### RECORD EXTRACTS
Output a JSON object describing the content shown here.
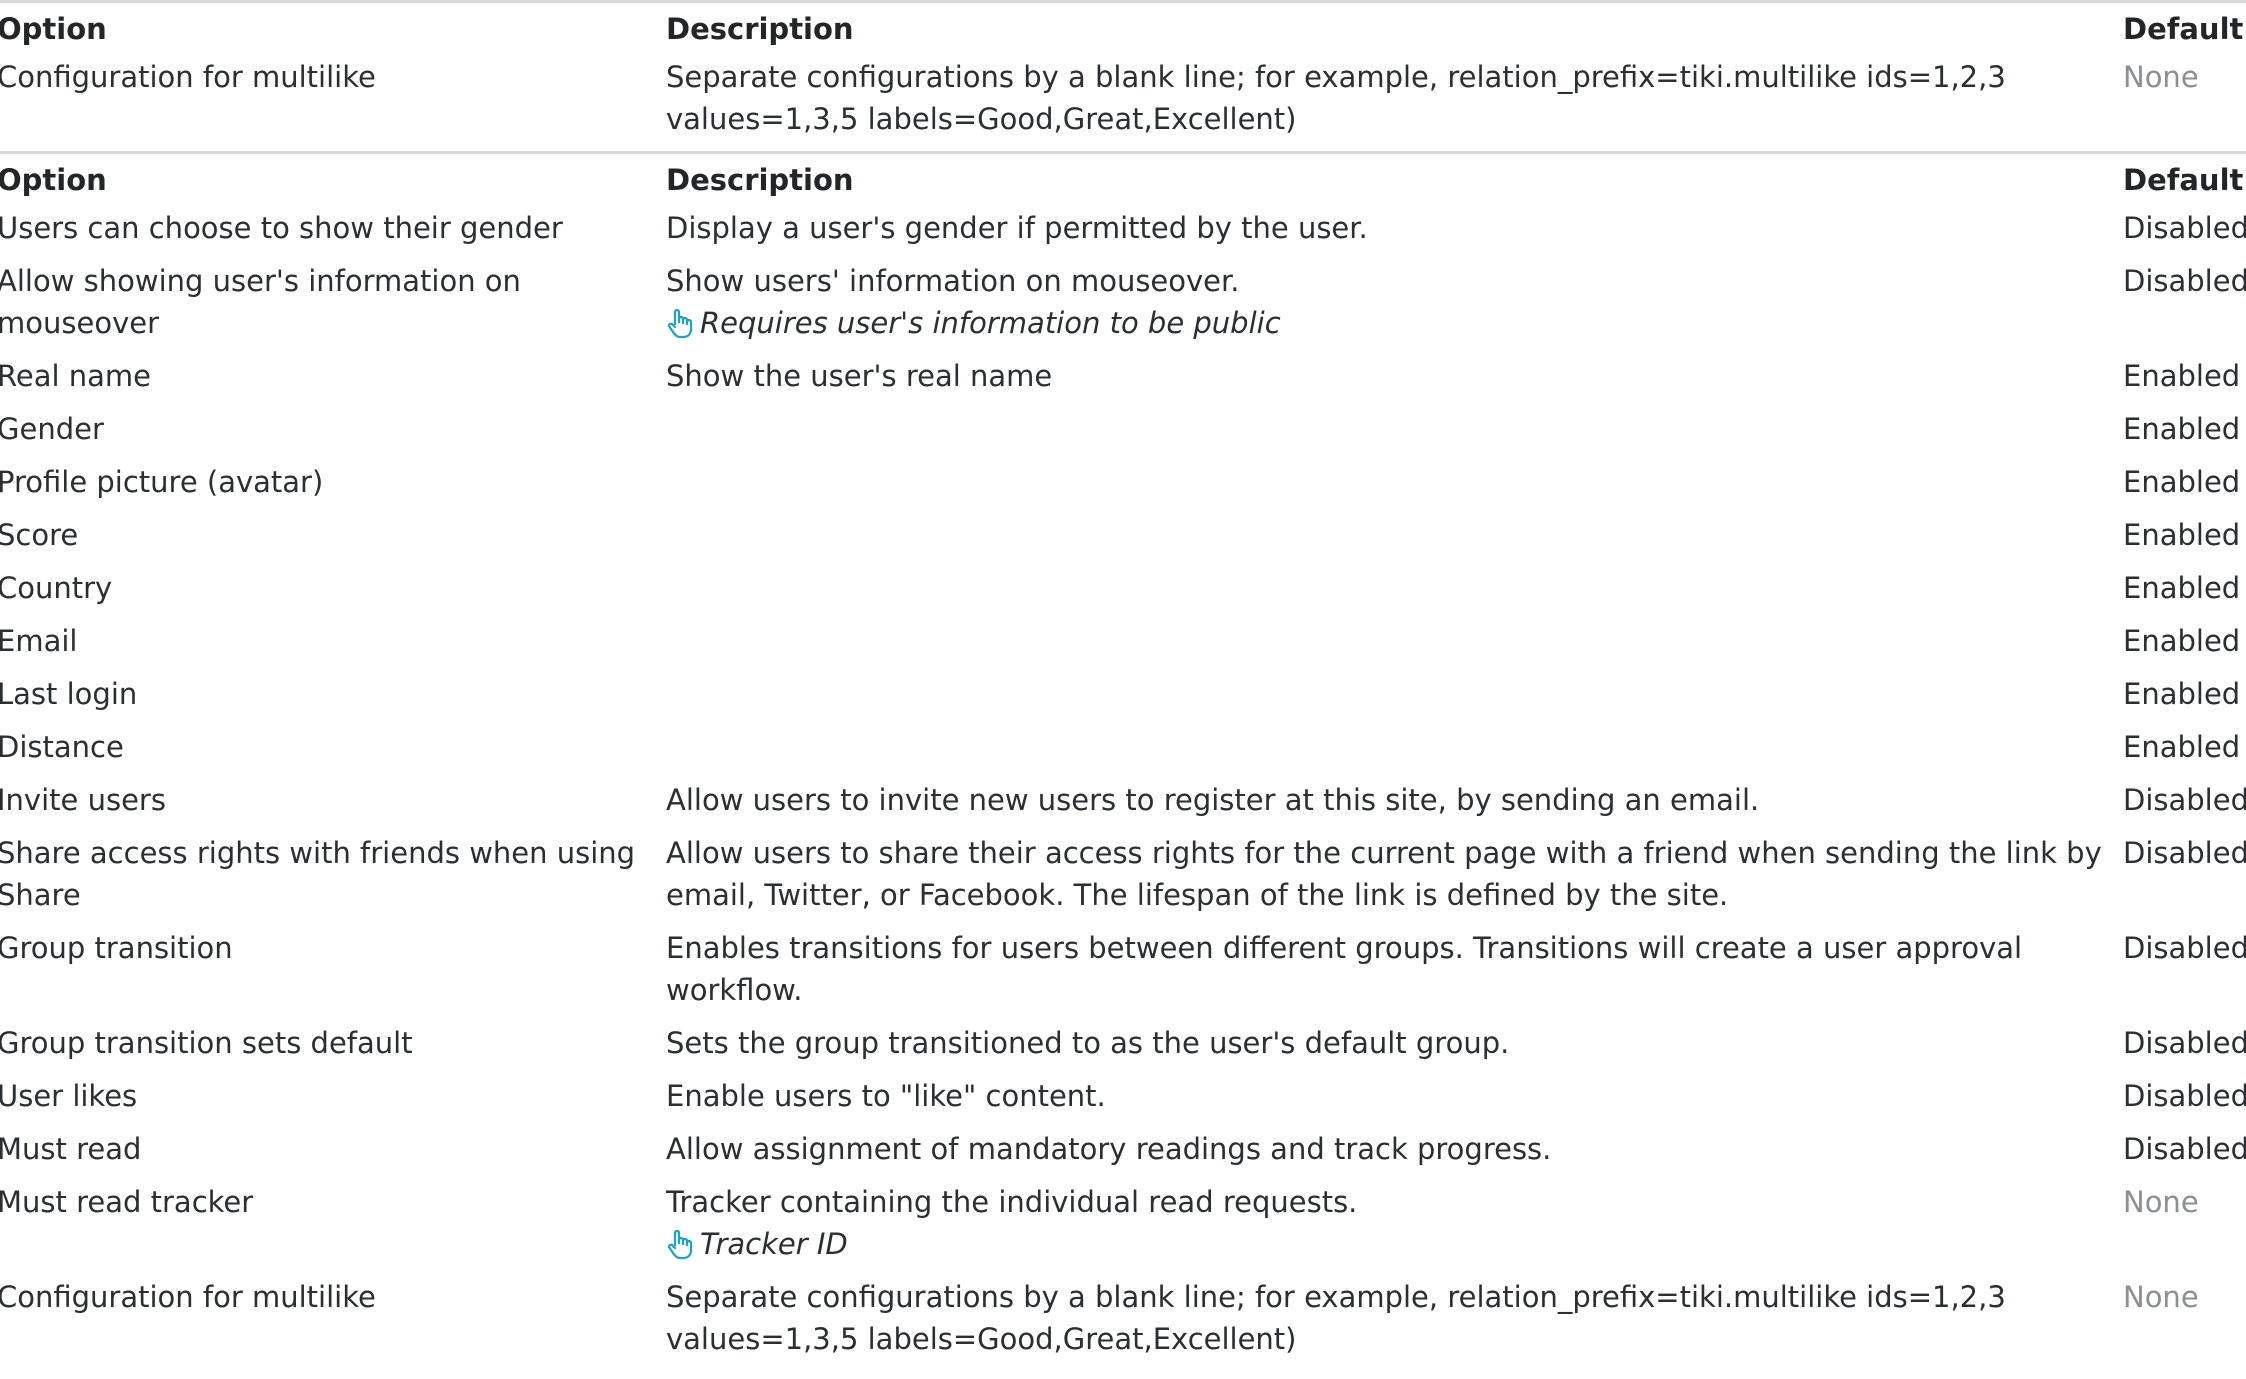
{
  "headers": {
    "option": "Option",
    "description": "Description",
    "default": "Default"
  },
  "top_table": {
    "rows": [
      {
        "option": "Configuration for multilike",
        "description": "Separate configurations by a blank line; for example, relation_prefix=tiki.multilike ids=1,2,3 values=1,3,5 labels=Good,Great,Excellent)",
        "default": "None"
      }
    ]
  },
  "main_table": {
    "rows": [
      {
        "option": "Users can choose to show their gender",
        "description": "Display a user's gender if permitted by the user.",
        "default": "Disabled"
      },
      {
        "option": "Allow showing user's information on mouseover",
        "description": "Show users' information on mouseover.",
        "hint": "Requires user's information to be public",
        "default": "Disabled"
      },
      {
        "option": "Real name",
        "description": "Show the user's real name",
        "default": "Enabled"
      },
      {
        "option": "Gender",
        "description": "",
        "default": "Enabled"
      },
      {
        "option": "Profile picture (avatar)",
        "description": "",
        "default": "Enabled"
      },
      {
        "option": "Score",
        "description": "",
        "default": "Enabled"
      },
      {
        "option": "Country",
        "description": "",
        "default": "Enabled"
      },
      {
        "option": "Email",
        "description": "",
        "default": "Enabled"
      },
      {
        "option": "Last login",
        "description": "",
        "default": "Enabled"
      },
      {
        "option": "Distance",
        "description": "",
        "default": "Enabled"
      },
      {
        "option": "Invite users",
        "description": "Allow users to invite new users to register at this site, by sending an email.",
        "default": "Disabled"
      },
      {
        "option": "Share access rights with friends when using Share",
        "description": "Allow users to share their access rights for the current page with a friend when sending the link by email, Twitter, or Facebook. The lifespan of the link is defined by the site.",
        "default": "Disabled"
      },
      {
        "option": "Group transition",
        "description": "Enables transitions for users between different groups. Transitions will create a user approval workflow.",
        "default": "Disabled"
      },
      {
        "option": "Group transition sets default",
        "description": "Sets the group transitioned to as the user's default group.",
        "default": "Disabled"
      },
      {
        "option": "User likes",
        "description": "Enable users to \"like\" content.",
        "default": "Disabled"
      },
      {
        "option": "Must read",
        "description": "Allow assignment of mandatory readings and track progress.",
        "default": "Disabled"
      },
      {
        "option": "Must read tracker",
        "description": "Tracker containing the individual read requests.",
        "hint": "Tracker ID",
        "default": "None"
      },
      {
        "option": "Configuration for multilike",
        "description": "Separate configurations by a blank line; for example, relation_prefix=tiki.multilike ids=1,2,3 values=1,3,5 labels=Good,Great,Excellent)",
        "default": "None"
      }
    ]
  },
  "colors": {
    "text": "#2a2f33",
    "muted": "#8a8f93",
    "hint_icon": "#1aa3c8",
    "rule": "#d9d9d9"
  },
  "icons": {
    "hint": "pointing-hand-icon"
  }
}
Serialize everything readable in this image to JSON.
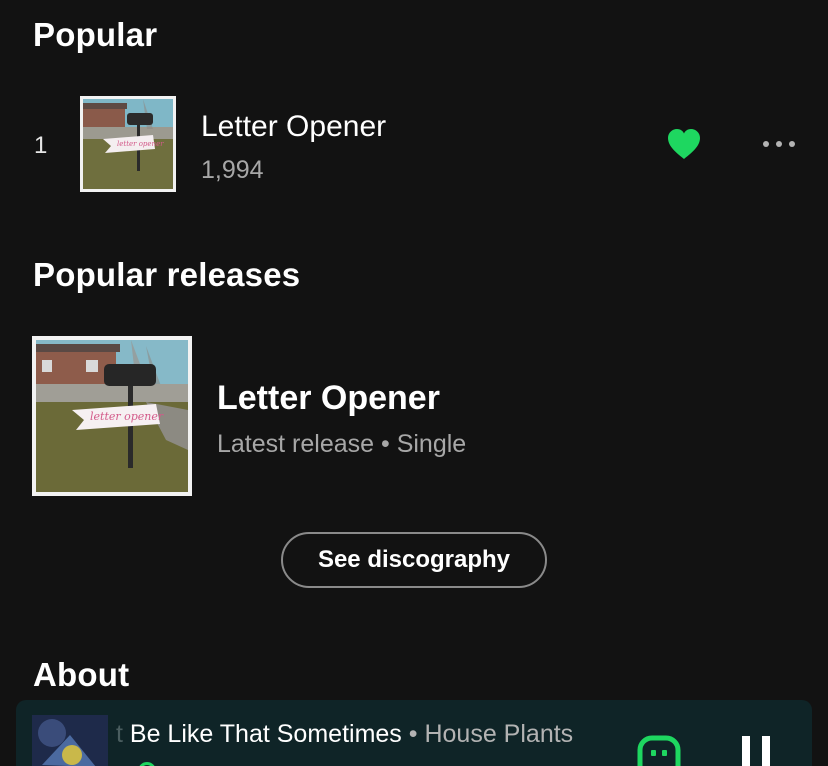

### TASK REQUIREMENTS
Only a number is wanted here: how many lines in the data above include the string "with"?

### SOLUTION TO THIS PROBLEM
2